§ **What is needed**
In your copy, leave out the pictures and repeat the entries below exactly.

(Data extracted from a collection)
--- BEGIN ---

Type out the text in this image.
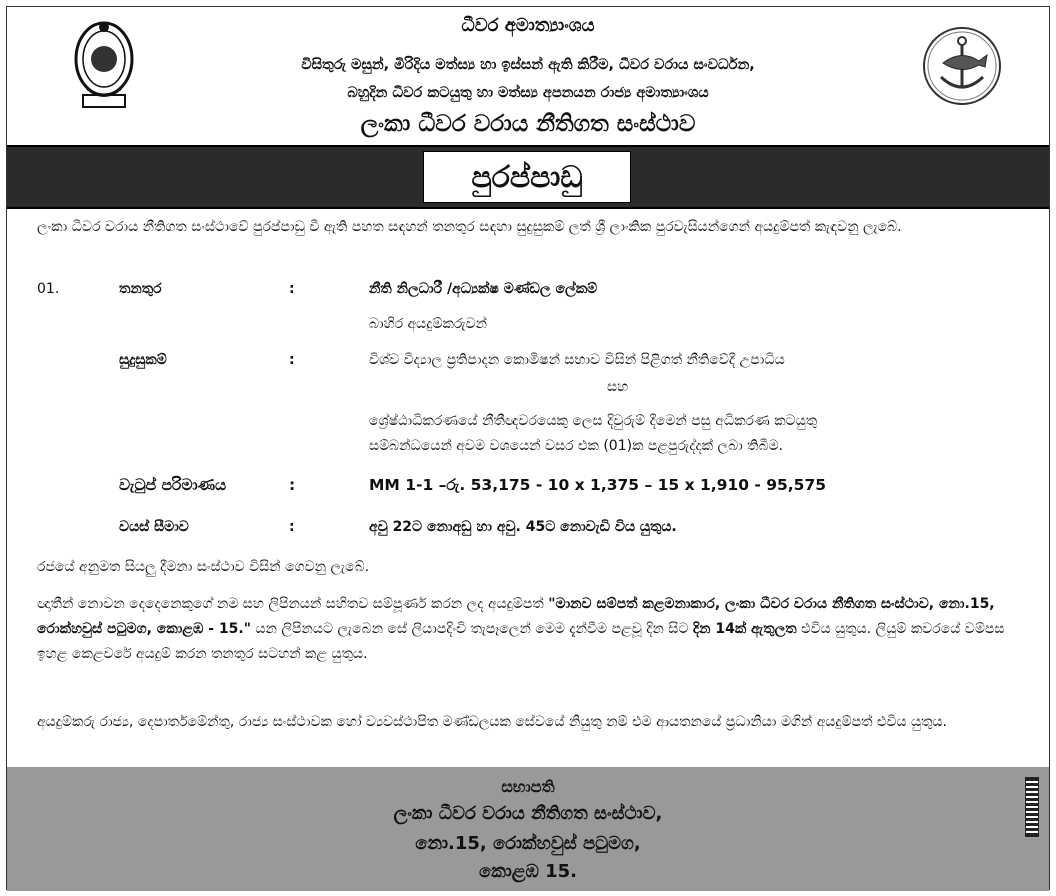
ධීවර අමාත්‍යාංශය
විසිතුරු මසුන්, මිරිදිය මත්ස්‍ය හා ඉස්සන් ඇති කිරීම, ධීවර වරාය සංවර්ධන,
බහුදින ධීවර කටයුතු හා මත්ස්‍ය අපනයන රාජ්‍ය අමාත්‍යාංශය
ලංකා ධීවර වරාය නීතිගත සංස්ථාව
පුරප්පාඩු
ලංකා ධීවර වරාය නීතිගත සංස්ථාවේ පුරප්පාඩු වී ඇති පහත සඳහන් තනතුර සඳහා සුදුසුකම් ලත් ශ්‍රී ලාංකික පුරවැසියන්ගෙන් අයදුම්පත් කැඳවනු ලැබේ.
01.	තනතුර	:	නීති නිලධාරී /අධ්‍යක්ෂ මණ්ඩල ලේකම්
බාහිර අයදුම්කරුවන්
සුදුසුකම්	:	විශ්ව විද්‍යාල ප්‍රතිපාදන කොමිෂන් සභාව විසින් පිළිගත් නීතිවේදී උපාධිය
සහ
ශ්‍රේෂ්ඨාධිකරණයේ නීතීඥවරයෙකු ලෙස දිවුරුම් දීමෙන් පසු අධිකරණ කටයුතු
සම්බන්ධයෙන් අවම වශයෙන් වසර එක (01)ක පළපුරුද්දක් ලබා තිබීම.
වැටුප් පරිමාණය	:	MM 1-1 –රු. 53,175 - 10 x 1,375 – 15 x 1,910 - 95,575
වයස් සීමාව	:	අවු 22ට නොඅඩු හා අවු. 45ට නොවැඩි විය යුතුය.
රජයේ අනුමත සියලු දීමනා සංස්ථාව විසින් ගෙවනු ලැබේ.
ඥාතීන් නොවන දෙදෙනෙකුගේ නම සහ ලිපිනයන් සහිතව සම්පූර්ණ කරන ලද අයදුම්පත් "මානව සම්පත් කළමනාකාර, ලංකා ධීවර වරාය නීතිගත සංස්ථාව, නො.15, රොක්හවුස් පටුමග, කොළඹ - 15." යන ලිපිනයට ලැබෙන සේ ලියාපදිංචි තැපෑලෙන් මෙම දැන්වීම පළවූ දින සිට දින 14ක් ඇතුලත එවිය යුතුය. ලියුම් කවරයේ වම්පස ඉහළ කෙළවරේ අයදුම් කරන තනතුර සටහන් කළ යුතුය.
අයදුම්කරු රාජ්‍ය, දෙපාර්තමේන්තු, රාජ්‍ය සංස්ථාවක හෝ ව්‍යවස්ථාපිත මණ්ඩලයක සේවයේ නියුතු නම් එම ආයතනයේ ප්‍රධානියා මගින් අයදුම්පත් එවිය යුතුය.
සභාපති
ලංකා ධීවර වරාය නීතිගත සංස්ථාව,
නො.15, රොක්හවුස් පටුමග,
කොළඹ 15.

--- END ---

§ **Task output**
Type out the text in this image.
ධීවර අමාත්‍යාංශය
විසිතුරු මසුන්, මිරිදිය මත්ස්‍ය හා ඉස්සන් ඇති කිරීම, ධීවර වරාය සංවර්ධන,
බහුදින ධීවර කටයුතු හා මත්ස්‍ය අපනයන රාජ්‍ය අමාත්‍යාංශය
ලංකා ධීවර වරාය නීතිගත සංස්ථාව
පුරප්පාඩු
ලංකා ධීවර වරාය නීතිගත සංස්ථාවේ පුරප්පාඩු වී ඇති පහත සඳහන් තනතුර සඳහා සුදුසුකම් ලත් ශ්‍රී ලාංකික පුරවැසියන්ගෙන් අයදුම්පත් කැඳවනු ලැබේ.
01.	තනතුර	:	නීති නිලධාරී /අධ්‍යක්ෂ මණ්ඩල ලේකම්
බාහිර අයදුම්කරුවන්
සුදුසුකම්	:	විශ්ව විද්‍යාල ප්‍රතිපාදන කොමිෂන් සභාව විසින් පිළිගත් නීතිවේදී උපාධිය
සහ
ශ්‍රේෂ්ඨාධිකරණයේ නීතීඥවරයෙකු ලෙස දිවුරුම් දීමෙන් පසු අධිකරණ කටයුතු
සම්බන්ධයෙන් අවම වශයෙන් වසර එක (01)ක පළපුරුද්දක් ලබා තිබීම.
වැටුප් පරිමාණය	:	MM 1-1 –රු. 53,175 - 10 x 1,375 – 15 x 1,910 - 95,575
වයස් සීමාව	:	අවු 22ට නොඅඩු හා අවු. 45ට නොවැඩි විය යුතුය.
රජයේ අනුමත සියලු දීමනා සංස්ථාව විසින් ගෙවනු ලැබේ.
ඥාතීන් නොවන දෙදෙනෙකුගේ නම සහ ලිපිනයන් සහිතව සම්පූර්ණ කරන ලද අයදුම්පත් "මානව සම්පත් කළමනාකාර, ලංකා ධීවර වරාය නීතිගත සංස්ථාව, නො.15, රොක්හවුස් පටුමග, කොළඹ - 15." යන ලිපිනයට ලැබෙන සේ ලියාපදිංචි තැපෑලෙන් මෙම දැන්වීම පළවූ දින සිට දින 14ක් ඇතුලත එවිය යුතුය. ලියුම් කවරයේ වම්පස ඉහළ කෙළවරේ අයදුම් කරන තනතුර සටහන් කළ යුතුය.
අයදුම්කරු රාජ්‍ය, දෙපාර්තමේන්තු, රාජ්‍ය සංස්ථාවක හෝ ව්‍යවස්ථාපිත මණ්ඩලයක සේවයේ නියුතු නම් එම ආයතනයේ ප්‍රධානියා මගින් අයදුම්පත් එවිය යුතුය.
සභාපති
ලංකා ධීවර වරාය නීතිගත සංස්ථාව,
නො.15, රොක්හවුස් පටුමග,
කොළඹ 15.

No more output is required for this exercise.